### RECORDS FOR THE EXERCISE

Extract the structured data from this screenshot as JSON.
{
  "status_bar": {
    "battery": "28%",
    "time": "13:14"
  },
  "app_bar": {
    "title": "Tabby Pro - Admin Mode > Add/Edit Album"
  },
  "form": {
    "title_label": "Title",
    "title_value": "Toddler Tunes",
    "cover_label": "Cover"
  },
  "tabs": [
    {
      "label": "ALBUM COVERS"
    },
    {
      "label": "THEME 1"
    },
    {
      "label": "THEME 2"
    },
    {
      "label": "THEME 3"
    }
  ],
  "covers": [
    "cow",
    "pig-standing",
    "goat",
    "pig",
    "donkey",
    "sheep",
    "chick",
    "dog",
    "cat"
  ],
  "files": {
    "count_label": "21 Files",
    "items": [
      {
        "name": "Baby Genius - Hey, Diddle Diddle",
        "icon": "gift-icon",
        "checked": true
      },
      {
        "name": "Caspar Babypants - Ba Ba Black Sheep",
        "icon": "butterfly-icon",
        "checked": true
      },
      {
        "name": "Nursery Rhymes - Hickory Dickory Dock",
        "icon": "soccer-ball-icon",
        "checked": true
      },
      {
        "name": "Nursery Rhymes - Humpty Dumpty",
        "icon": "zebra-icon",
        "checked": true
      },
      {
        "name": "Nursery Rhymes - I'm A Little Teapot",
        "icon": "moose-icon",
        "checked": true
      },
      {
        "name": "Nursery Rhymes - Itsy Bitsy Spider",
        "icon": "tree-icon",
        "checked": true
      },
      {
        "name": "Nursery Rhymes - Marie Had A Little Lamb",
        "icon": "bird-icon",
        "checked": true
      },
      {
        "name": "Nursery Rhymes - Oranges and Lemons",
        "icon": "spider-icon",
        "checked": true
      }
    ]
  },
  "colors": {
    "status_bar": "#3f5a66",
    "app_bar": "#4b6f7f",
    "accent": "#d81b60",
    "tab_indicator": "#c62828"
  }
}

### WORK INSTRUCTIONS
Here, the records must be output exactly and in full.

### WRITTEN ANSWER
Extract the structured data from this screenshot as JSON.
{
  "status_bar": {
    "battery": "28%",
    "time": "13:14"
  },
  "app_bar": {
    "title": "Tabby Pro - Admin Mode > Add/Edit Album"
  },
  "form": {
    "title_label": "Title",
    "title_value": "Toddler Tunes",
    "cover_label": "Cover"
  },
  "tabs": [
    {
      "label": "ALBUM COVERS"
    },
    {
      "label": "THEME 1"
    },
    {
      "label": "THEME 2"
    },
    {
      "label": "THEME 3"
    }
  ],
  "covers": [
    "cow",
    "pig-standing",
    "goat",
    "pig",
    "donkey",
    "sheep",
    "chick",
    "dog",
    "cat"
  ],
  "files": {
    "count_label": "21 Files",
    "items": [
      {
        "name": "Baby Genius - Hey, Diddle Diddle",
        "icon": "gift-icon",
        "checked": true
      },
      {
        "name": "Caspar Babypants - Ba Ba Black Sheep",
        "icon": "butterfly-icon",
        "checked": true
      },
      {
        "name": "Nursery Rhymes - Hickory Dickory Dock",
        "icon": "soccer-ball-icon",
        "checked": true
      },
      {
        "name": "Nursery Rhymes - Humpty Dumpty",
        "icon": "zebra-icon",
        "checked": true
      },
      {
        "name": "Nursery Rhymes - I'm A Little Teapot",
        "icon": "moose-icon",
        "checked": true
      },
      {
        "name": "Nursery Rhymes - Itsy Bitsy Spider",
        "icon": "tree-icon",
        "checked": true
      },
      {
        "name": "Nursery Rhymes - Marie Had A Little Lamb",
        "icon": "bird-icon",
        "checked": true
      },
      {
        "name": "Nursery Rhymes - Oranges and Lemons",
        "icon": "spider-icon",
        "checked": true
      }
    ]
  },
  "colors": {
    "status_bar": "#3f5a66",
    "app_bar": "#4b6f7f",
    "accent": "#d81b60",
    "tab_indicator": "#c62828"
  }
}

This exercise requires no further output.